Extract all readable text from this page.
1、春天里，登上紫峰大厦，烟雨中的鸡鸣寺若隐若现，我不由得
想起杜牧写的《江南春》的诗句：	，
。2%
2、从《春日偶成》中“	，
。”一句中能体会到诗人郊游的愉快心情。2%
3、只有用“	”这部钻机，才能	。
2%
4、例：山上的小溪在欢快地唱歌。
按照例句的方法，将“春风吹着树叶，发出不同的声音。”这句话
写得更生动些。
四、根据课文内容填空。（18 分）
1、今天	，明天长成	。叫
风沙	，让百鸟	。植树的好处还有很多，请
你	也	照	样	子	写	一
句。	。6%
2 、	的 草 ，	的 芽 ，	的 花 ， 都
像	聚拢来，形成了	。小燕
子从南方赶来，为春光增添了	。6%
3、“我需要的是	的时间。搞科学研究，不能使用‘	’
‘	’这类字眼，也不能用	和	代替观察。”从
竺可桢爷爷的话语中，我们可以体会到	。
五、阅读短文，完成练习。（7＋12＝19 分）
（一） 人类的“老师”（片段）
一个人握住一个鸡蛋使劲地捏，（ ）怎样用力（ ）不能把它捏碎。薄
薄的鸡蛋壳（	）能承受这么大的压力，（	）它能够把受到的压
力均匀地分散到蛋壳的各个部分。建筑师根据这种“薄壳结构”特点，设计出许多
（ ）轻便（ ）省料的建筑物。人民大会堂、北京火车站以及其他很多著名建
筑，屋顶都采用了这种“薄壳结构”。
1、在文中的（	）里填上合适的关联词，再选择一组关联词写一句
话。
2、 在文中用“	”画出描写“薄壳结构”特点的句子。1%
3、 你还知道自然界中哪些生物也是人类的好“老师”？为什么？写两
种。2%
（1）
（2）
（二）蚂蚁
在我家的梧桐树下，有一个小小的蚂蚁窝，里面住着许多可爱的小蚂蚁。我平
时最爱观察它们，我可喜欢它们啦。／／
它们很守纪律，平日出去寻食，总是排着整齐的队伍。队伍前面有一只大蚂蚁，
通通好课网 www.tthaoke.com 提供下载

******************************

*What the task requires:*
Each record above must be given again exactly.

*The solution:*
Extract all readable text from this page.
1、春天里，登上紫峰大厦，烟雨中的鸡鸣寺若隐若现，我不由得
想起杜牧写的《江南春》的诗句：	，
。2%
2、从《春日偶成》中“	，
。”一句中能体会到诗人郊游的愉快心情。2%
3、只有用“	”这部钻机，才能	。
2%
4、例：山上的小溪在欢快地唱歌。
按照例句的方法，将“春风吹着树叶，发出不同的声音。”这句话
写得更生动些。
四、根据课文内容填空。（18 分）
1、今天	，明天长成	。叫
风沙	，让百鸟	。植树的好处还有很多，请
你	也	照	样	子	写	一
句。	。6%
2 、	的 草 ，	的 芽 ，	的 花 ， 都
像	聚拢来，形成了	。小燕
子从南方赶来，为春光增添了	。6%
3、“我需要的是	的时间。搞科学研究，不能使用‘	’
‘	’这类字眼，也不能用	和	代替观察。”从
竺可桢爷爷的话语中，我们可以体会到	。
五、阅读短文，完成练习。（7＋12＝19 分）
（一） 人类的“老师”（片段）
一个人握住一个鸡蛋使劲地捏，（ ）怎样用力（ ）不能把它捏碎。薄
薄的鸡蛋壳（	）能承受这么大的压力，（	）它能够把受到的压
力均匀地分散到蛋壳的各个部分。建筑师根据这种“薄壳结构”特点，设计出许多
（ ）轻便（ ）省料的建筑物。人民大会堂、北京火车站以及其他很多著名建
筑，屋顶都采用了这种“薄壳结构”。
1、在文中的（	）里填上合适的关联词，再选择一组关联词写一句
话。
2、 在文中用“	”画出描写“薄壳结构”特点的句子。1%
3、 你还知道自然界中哪些生物也是人类的好“老师”？为什么？写两
种。2%
（1）
（2）
（二）蚂蚁
在我家的梧桐树下，有一个小小的蚂蚁窝，里面住着许多可爱的小蚂蚁。我平
时最爱观察它们，我可喜欢它们啦。／／
它们很守纪律，平日出去寻食，总是排着整齐的队伍。队伍前面有一只大蚂蚁，
通通好课网 www.tthaoke.com 提供下载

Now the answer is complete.